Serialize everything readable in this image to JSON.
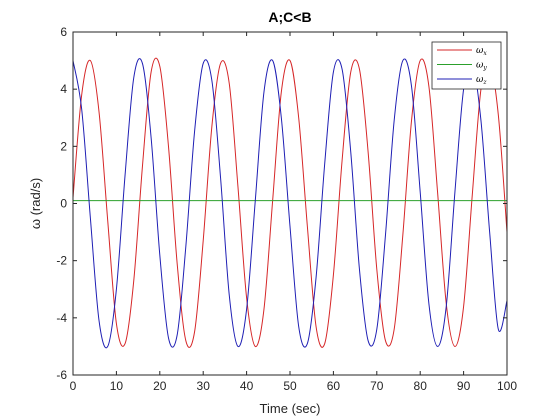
{
  "chart_data": {
    "type": "line",
    "title": "A;C<B",
    "xlabel": "Time (sec)",
    "ylabel": "ω (rad/s)",
    "xlim": [
      0,
      100
    ],
    "ylim": [
      -6,
      6
    ],
    "xticks": [
      0,
      10,
      20,
      30,
      40,
      50,
      60,
      70,
      80,
      90,
      100
    ],
    "yticks": [
      -6,
      -4,
      -2,
      0,
      2,
      4,
      6
    ],
    "grid": false,
    "legend_position": "top-right",
    "series": [
      {
        "name": "ωx",
        "label_base": "ω",
        "label_sub": "x",
        "color": "#d62728",
        "x": [
          0,
          2,
          4,
          6,
          8,
          10,
          12,
          14,
          16,
          18,
          20,
          22,
          24,
          26,
          28,
          30,
          32,
          34,
          36,
          38,
          40,
          42,
          44,
          46,
          48,
          50,
          52,
          54,
          56,
          58,
          60,
          62,
          64,
          66,
          68,
          70,
          72,
          74,
          76,
          78,
          80,
          82,
          84,
          86,
          88,
          90,
          92,
          94,
          96,
          98,
          100
        ],
        "y": [
          0.2,
          3.8,
          5.0,
          3.2,
          -0.6,
          -4.2,
          -4.9,
          -2.7,
          1.3,
          4.6,
          4.8,
          2.0,
          -2.1,
          -4.8,
          -4.5,
          -1.3,
          2.7,
          4.9,
          4.2,
          0.6,
          -3.3,
          -5.0,
          -3.7,
          0.1,
          3.9,
          5.0,
          3.0,
          -0.8,
          -4.3,
          -4.9,
          -2.5,
          1.5,
          4.6,
          4.7,
          1.8,
          -2.3,
          -4.8,
          -4.4,
          -1.1,
          2.9,
          5.0,
          4.1,
          0.4,
          -3.5,
          -5.0,
          -3.6,
          0.3,
          4.0,
          4.9,
          3.1,
          -1.0
        ]
      },
      {
        "name": "ωy",
        "label_base": "ω",
        "label_sub": "y",
        "color": "#2ca02c",
        "x": [
          0,
          100
        ],
        "y": [
          0.1,
          0.1
        ]
      },
      {
        "name": "ωz",
        "label_base": "ω",
        "label_sub": "z",
        "color": "#1f1fb4",
        "x": [
          0,
          2,
          4,
          6,
          8,
          10,
          12,
          14,
          16,
          18,
          20,
          22,
          24,
          26,
          28,
          30,
          32,
          34,
          36,
          38,
          40,
          42,
          44,
          46,
          48,
          50,
          52,
          54,
          56,
          58,
          60,
          62,
          64,
          66,
          68,
          70,
          72,
          74,
          76,
          78,
          80,
          82,
          84,
          86,
          88,
          90,
          92,
          94,
          96,
          98,
          100
        ],
        "y": [
          5.0,
          3.3,
          -0.5,
          -4.1,
          -5.0,
          -3.0,
          1.0,
          4.4,
          4.9,
          2.3,
          -1.8,
          -4.7,
          -4.6,
          -1.5,
          2.5,
          4.9,
          4.3,
          0.9,
          -3.2,
          -5.0,
          -3.7,
          0.1,
          3.9,
          5.0,
          3.0,
          -0.8,
          -4.3,
          -4.9,
          -2.6,
          1.4,
          4.6,
          4.7,
          1.8,
          -2.3,
          -4.8,
          -4.4,
          -1.1,
          2.9,
          5.0,
          4.1,
          0.4,
          -3.5,
          -5.0,
          -3.6,
          0.4,
          4.0,
          4.9,
          2.9,
          -1.0,
          -4.4,
          -3.4
        ]
      }
    ]
  }
}
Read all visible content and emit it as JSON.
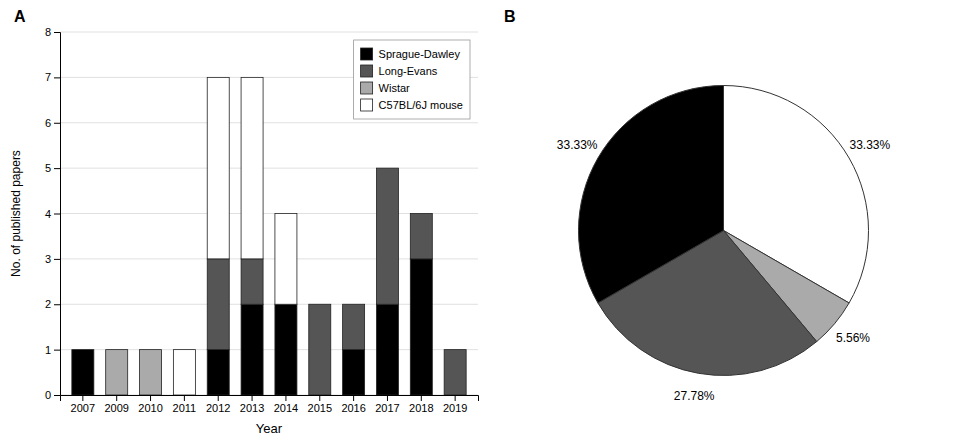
{
  "chart_data": [
    {
      "type": "bar",
      "title": "A",
      "stacked": true,
      "categories": [
        "2007",
        "2009",
        "2010",
        "2011",
        "2012",
        "2013",
        "2014",
        "2015",
        "2016",
        "2017",
        "2018",
        "2019"
      ],
      "series": [
        {
          "name": "Sprague-Dawley",
          "color": "#000000",
          "values": [
            1,
            0,
            0,
            0,
            1,
            2,
            2,
            0,
            1,
            2,
            3,
            0
          ]
        },
        {
          "name": "Long-Evans",
          "color": "#555555",
          "values": [
            0,
            0,
            0,
            0,
            2,
            1,
            0,
            2,
            1,
            3,
            1,
            1
          ]
        },
        {
          "name": "Wistar",
          "color": "#aaaaaa",
          "values": [
            0,
            1,
            1,
            0,
            0,
            0,
            0,
            0,
            0,
            0,
            0,
            0
          ]
        },
        {
          "name": "C57BL/6J mouse",
          "color": "#ffffff",
          "values": [
            0,
            0,
            0,
            1,
            4,
            4,
            2,
            0,
            0,
            0,
            0,
            0
          ]
        }
      ],
      "x_label": "Year",
      "y_label": "No. of published papers",
      "ylim": [
        0,
        8
      ],
      "yticks": [
        0,
        1,
        2,
        3,
        4,
        5,
        6,
        7,
        8
      ],
      "grid": true,
      "legend": "upper right"
    },
    {
      "type": "pie",
      "title": "B",
      "values": [
        33.33,
        5.56,
        27.78,
        33.33
      ],
      "value_labels": [
        "33.33%",
        "5.56%",
        "27.78%",
        "33.33%"
      ],
      "colors": [
        "#ffffff",
        "#aaaaaa",
        "#555555",
        "#000000"
      ],
      "data_labels": true
    }
  ]
}
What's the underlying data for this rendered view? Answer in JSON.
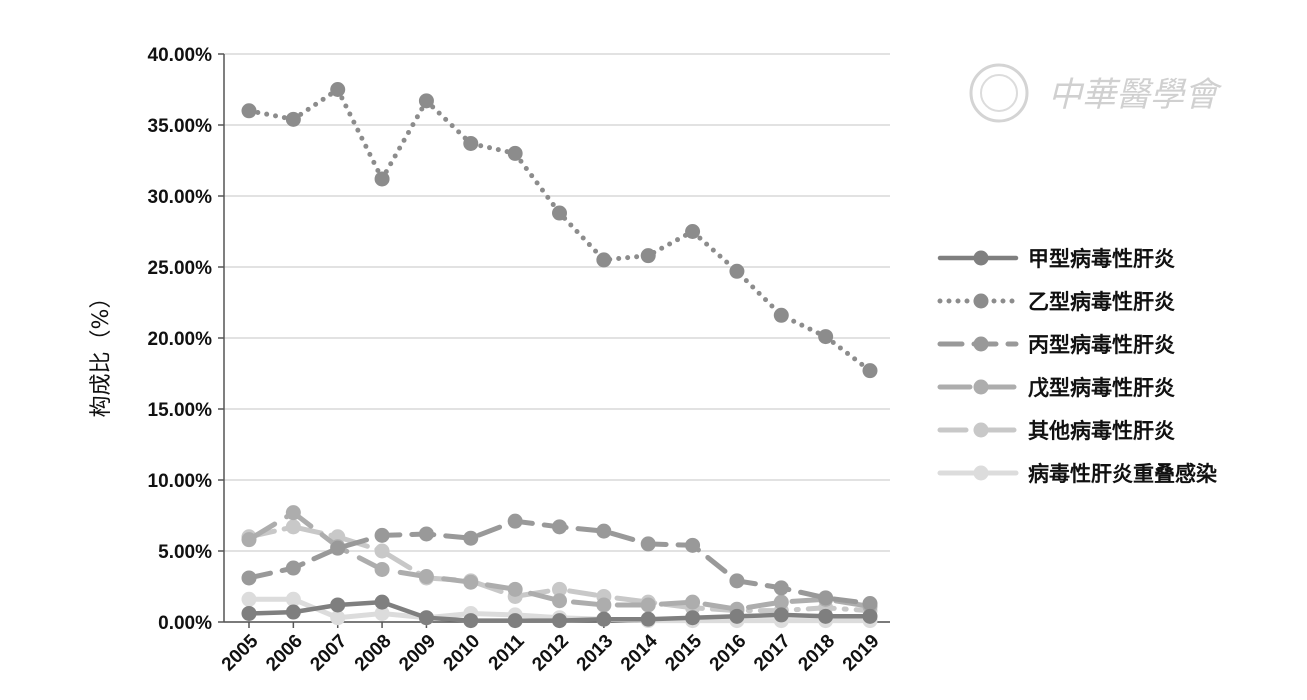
{
  "watermark": {
    "text": "中華醫學會"
  },
  "chart_data": {
    "type": "line",
    "title": "",
    "xlabel": "",
    "ylabel": "构成比（%）",
    "x": [
      "2005",
      "2006",
      "2007",
      "2008",
      "2009",
      "2010",
      "2011",
      "2012",
      "2013",
      "2014",
      "2015",
      "2016",
      "2017",
      "2018",
      "2019"
    ],
    "ylim": [
      0,
      40
    ],
    "yticks": [
      "0.00%",
      "5.00%",
      "10.00%",
      "15.00%",
      "20.00%",
      "25.00%",
      "30.00%",
      "35.00%",
      "40.00%"
    ],
    "grid": true,
    "legend_position": "right",
    "series": [
      {
        "name": "甲型病毒性肝炎",
        "style": "solid",
        "color": "#7f7f7f",
        "values": [
          0.6,
          0.7,
          1.2,
          1.4,
          0.3,
          0.1,
          0.1,
          0.1,
          0.2,
          0.2,
          0.3,
          0.4,
          0.5,
          0.4,
          0.4
        ]
      },
      {
        "name": "乙型病毒性肝炎",
        "style": "dotted",
        "color": "#8c8c8c",
        "values": [
          36.0,
          35.4,
          37.5,
          31.2,
          36.7,
          33.7,
          33.0,
          28.8,
          25.5,
          25.8,
          27.5,
          24.7,
          21.6,
          20.1,
          17.7
        ]
      },
      {
        "name": "丙型病毒性肝炎",
        "style": "dash",
        "color": "#999999",
        "values": [
          3.1,
          3.8,
          5.2,
          6.1,
          6.2,
          5.9,
          7.1,
          6.7,
          6.4,
          5.5,
          5.4,
          2.9,
          2.4,
          1.7,
          1.3
        ]
      },
      {
        "name": "戊型病毒性肝炎",
        "style": "longdash",
        "color": "#adadad",
        "values": [
          5.8,
          7.7,
          5.3,
          3.7,
          3.2,
          2.8,
          2.3,
          1.5,
          1.2,
          1.2,
          1.4,
          0.9,
          1.4,
          1.6,
          1.1
        ]
      },
      {
        "name": "其他病毒性肝炎",
        "style": "dashdot",
        "color": "#c8c8c8",
        "values": [
          6.0,
          6.7,
          6.0,
          5.0,
          3.1,
          2.9,
          1.8,
          2.3,
          1.8,
          1.4,
          1.0,
          0.8,
          0.8,
          1.0,
          0.8
        ]
      },
      {
        "name": "病毒性肝炎重叠感染",
        "style": "solid-light",
        "color": "#dcdcdc",
        "values": [
          1.6,
          1.6,
          0.3,
          0.6,
          0.3,
          0.6,
          0.5,
          0.3,
          0.2,
          0.1,
          0.1,
          0.1,
          0.1,
          0.1,
          0.1
        ]
      }
    ]
  }
}
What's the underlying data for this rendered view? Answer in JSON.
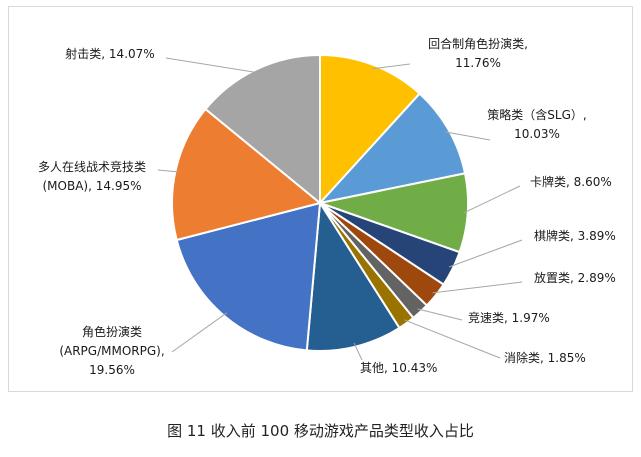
{
  "caption": "图 11 收入前 100 移动游戏产品类型收入占比",
  "chart_data": {
    "type": "pie",
    "title": "",
    "start_angle_deg": 0,
    "direction": "clockwise",
    "slices": [
      {
        "label_lines": [
          "回合制角色扮演类,",
          "11.76%"
        ],
        "value": 11.76,
        "color": "#FFC000"
      },
      {
        "label_lines": [
          "策略类（含SLG）,",
          "10.03%"
        ],
        "value": 10.03,
        "color": "#5B9BD5"
      },
      {
        "label_lines": [
          "卡牌类, 8.60%"
        ],
        "value": 8.6,
        "color": "#70AD47"
      },
      {
        "label_lines": [
          "棋牌类, 3.89%"
        ],
        "value": 3.89,
        "color": "#264478"
      },
      {
        "label_lines": [
          "放置类, 2.89%"
        ],
        "value": 2.89,
        "color": "#9E480E"
      },
      {
        "label_lines": [
          "竞速类, 1.97%"
        ],
        "value": 1.97,
        "color": "#636363"
      },
      {
        "label_lines": [
          "消除类, 1.85%"
        ],
        "value": 1.85,
        "color": "#997300"
      },
      {
        "label_lines": [
          "其他, 10.43%"
        ],
        "value": 10.43,
        "color": "#255E91"
      },
      {
        "label_lines": [
          "角色扮演类",
          "(ARPG/MMORPG),",
          "19.56%"
        ],
        "value": 19.56,
        "color": "#4472C4"
      },
      {
        "label_lines": [
          "多人在线战术竞技类",
          "(MOBA), 14.95%"
        ],
        "value": 14.95,
        "color": "#ED7D31"
      },
      {
        "label_lines": [
          "射击类, 14.07%"
        ],
        "value": 14.07,
        "color": "#A5A5A5"
      }
    ]
  }
}
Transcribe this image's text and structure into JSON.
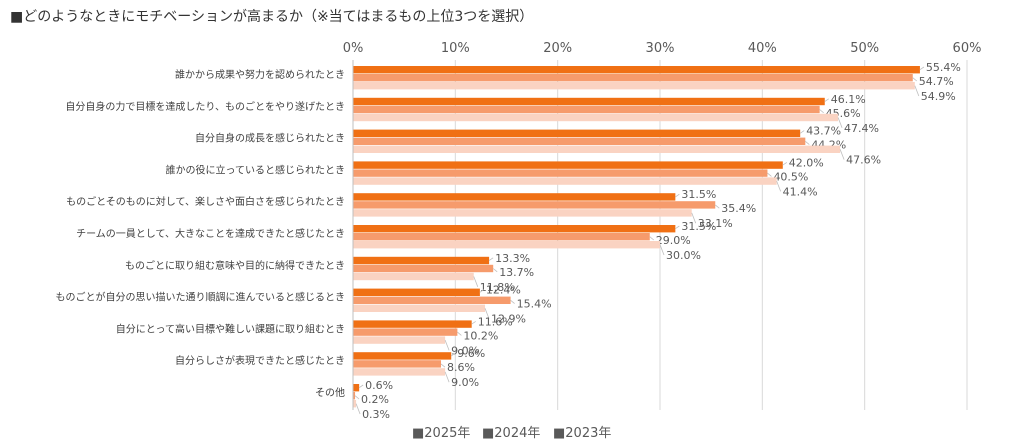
{
  "title": "■どのようなときにモチベーションが高まるか（※当てはまるもの上位3つを選択）",
  "chart_data": {
    "type": "bar",
    "orientation": "horizontal",
    "title": "■どのようなときにモチベーションが高まるか（※当てはまるもの上位3つを選択）",
    "xlim": [
      0,
      60
    ],
    "ticks": [
      "0%",
      "10%",
      "20%",
      "30%",
      "40%",
      "50%",
      "60%"
    ],
    "tick_values": [
      0,
      10,
      20,
      30,
      40,
      50,
      60
    ],
    "categories": [
      "誰かから成果や努力を認められたとき",
      "自分自身の力で目標を達成したり、ものごとをやり遂げたとき",
      "自分自身の成長を感じられたとき",
      "誰かの役に立っていると感じられたとき",
      "ものごとそのものに対して、楽しさや面白さを感じられたとき",
      "チームの一員として、大きなことを達成できたと感じたとき",
      "ものごとに取り組む意味や目的に納得できたとき",
      "ものごとが自分の思い描いた通り順調に進んでいると感じるとき",
      "自分にとって高い目標や難しい課題に取り組むとき",
      "自分らしさが表現できたと感じたとき",
      "その他"
    ],
    "series": [
      {
        "name": "2025年",
        "color": "#F07014",
        "values": [
          55.4,
          46.1,
          43.7,
          42.0,
          31.5,
          31.5,
          13.3,
          12.4,
          11.6,
          9.6,
          0.6
        ],
        "labels": [
          "55.4%",
          "46.1%",
          "43.7%",
          "42.0%",
          "31.5%",
          "31.5%",
          "13.3%",
          "12.4%",
          "11.6%",
          "9.6%",
          "0.6%"
        ]
      },
      {
        "name": "2024年",
        "color": "#F69B6C",
        "values": [
          54.7,
          45.6,
          44.2,
          40.5,
          35.4,
          29.0,
          13.7,
          15.4,
          10.2,
          8.6,
          0.2
        ],
        "labels": [
          "54.7%",
          "45.6%",
          "44.2%",
          "40.5%",
          "35.4%",
          "29.0%",
          "13.7%",
          "15.4%",
          "10.2%",
          "8.6%",
          "0.2%"
        ]
      },
      {
        "name": "2023年",
        "color": "#FAD3C2",
        "values": [
          54.9,
          47.4,
          47.6,
          41.4,
          33.1,
          30.0,
          11.8,
          12.9,
          9.0,
          9.0,
          0.3
        ],
        "labels": [
          "54.9%",
          "47.4%",
          "47.6%",
          "41.4%",
          "33.1%",
          "30.0%",
          "11.8%",
          "12.9%",
          "9.0%",
          "9.0%",
          "0.3%"
        ]
      }
    ],
    "legend": {
      "position": "bottom-center",
      "entries": [
        "■2025年",
        "■2024年",
        "■2023年"
      ]
    }
  }
}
* * * * *
### GIVEN INSTRUCTION
Select every line above that contains the word "right", and copy it.

### COMPLETE OUTPUT
    "legend_position": "top-right",
      "legend": "upper right"
    "legend_position": "right",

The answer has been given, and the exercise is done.